INPUT FOR THIS TASK:
--------------------------------------------------

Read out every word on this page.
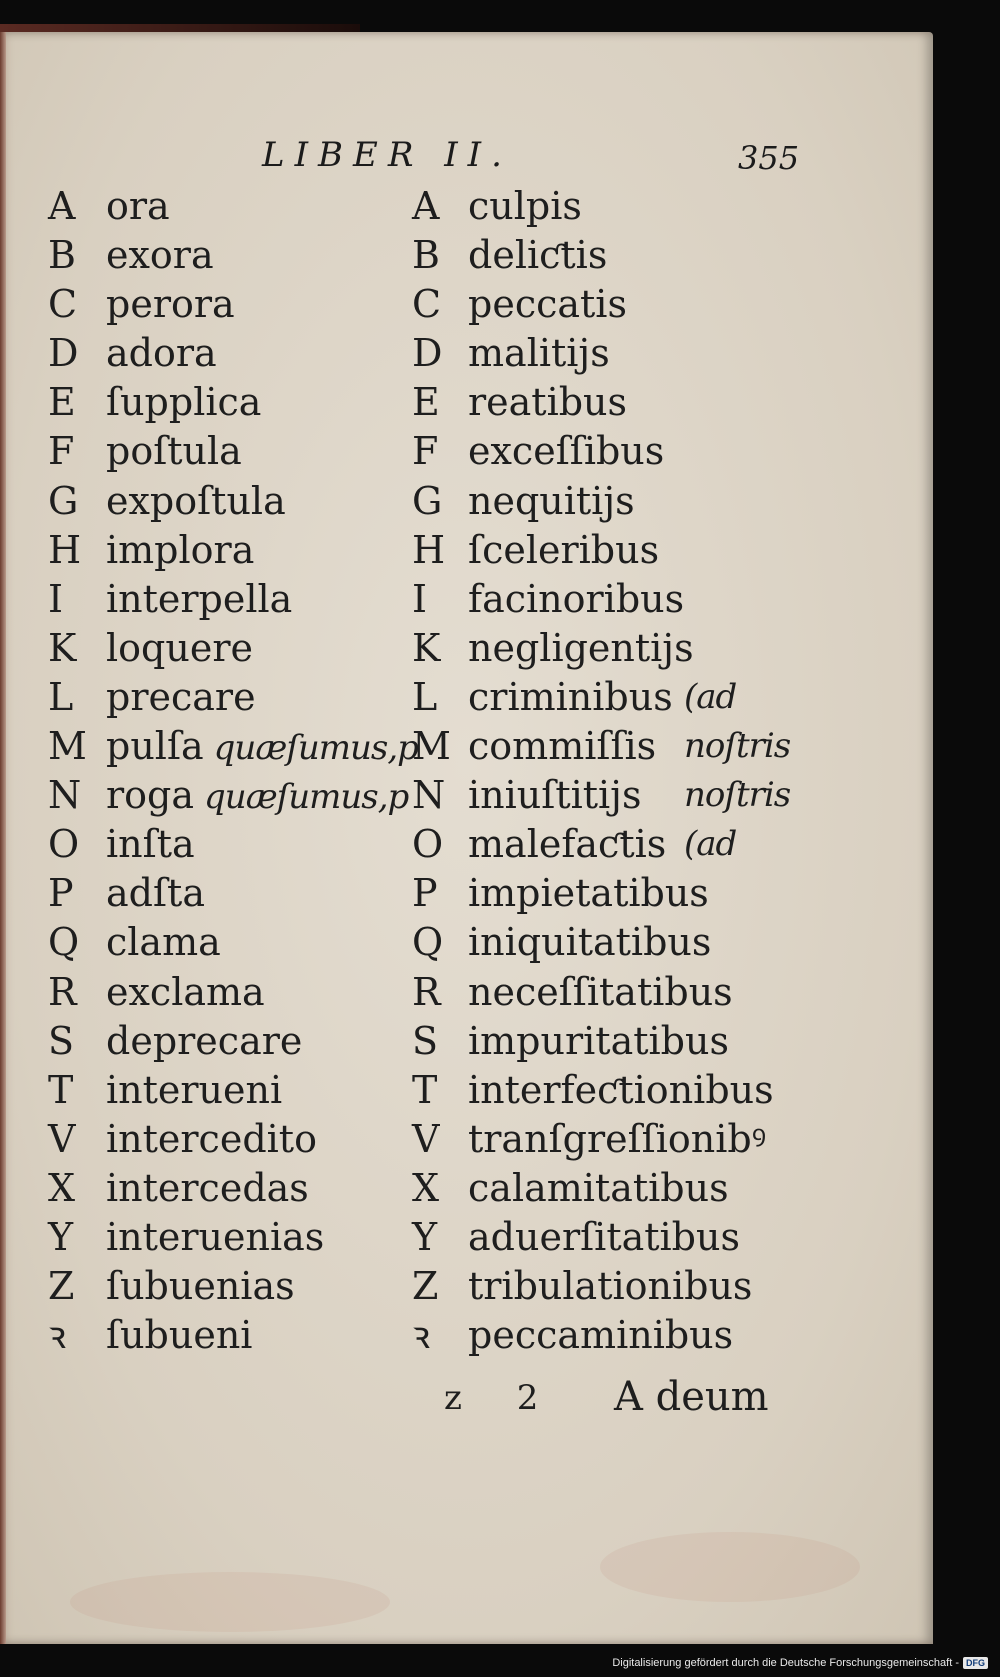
LIBER II.	355
A ora
B exora
C perora
D adora
E ſupplica
F poſtula
G expoſtula
H implora
I interpella
K loquere
L precare
M pulſa quæſumus,p
N roga quæſumus,p
O inſta
P adſta
Q clama
R exclama
S deprecare
T interueni
V intercedito
X intercedas
Y interuenias
Z ſubuenias
ꝛ ſubueni
A culpis
B deliƈtis
C peccatis
D malitijs
E reatibus
F exceſſibus
G nequitijs
H ſceleribus
I facinoribus
K negligentijs
L criminibus (ad
M commiſſis noſtris
N iniuſtitijs noſtris
O malefaƈtis (ad
P impietatibus
Q iniquitatibus
R neceſſitatibus
S impuritatibus
T interfeƈtionibus
V tranſgreſſionibꝰ
X calamitatibus
Y aduerſitatibus
Z tribulationibus
ꝛ peccaminibus
z 2 A deum
Digitalisierung gefördert durch die Deutsche Forschungsgemeinschaft - DFG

--------------------------------------------------

WRITTEN PROBLEM:
Print all entries exactly. The images do not belong in the copy.

TASK ANSWER:
Read out every word on this page.
LIBER II.	355
A ora
B exora
C perora
D adora
E ſupplica
F poſtula
G expoſtula
H implora
I interpella
K loquere
L precare
M pulſa quæſumus,p
N roga quæſumus,p
O inſta
P adſta
Q clama
R exclama
S deprecare
T interueni
V intercedito
X intercedas
Y interuenias
Z ſubuenias
ꝛ ſubueni
A culpis
B deliƈtis
C peccatis
D malitijs
E reatibus
F exceſſibus
G nequitijs
H ſceleribus
I facinoribus
K negligentijs
L criminibus (ad
M commiſſis noſtris
N iniuſtitijs noſtris
O malefaƈtis (ad
P impietatibus
Q iniquitatibus
R neceſſitatibus
S impuritatibus
T interfeƈtionibus
V tranſgreſſionibꝰ
X calamitatibus
Y aduerſitatibus
Z tribulationibus
ꝛ peccaminibus
z 2 A deum
Digitalisierung gefördert durch die Deutsche Forschungsgemeinschaft - DFG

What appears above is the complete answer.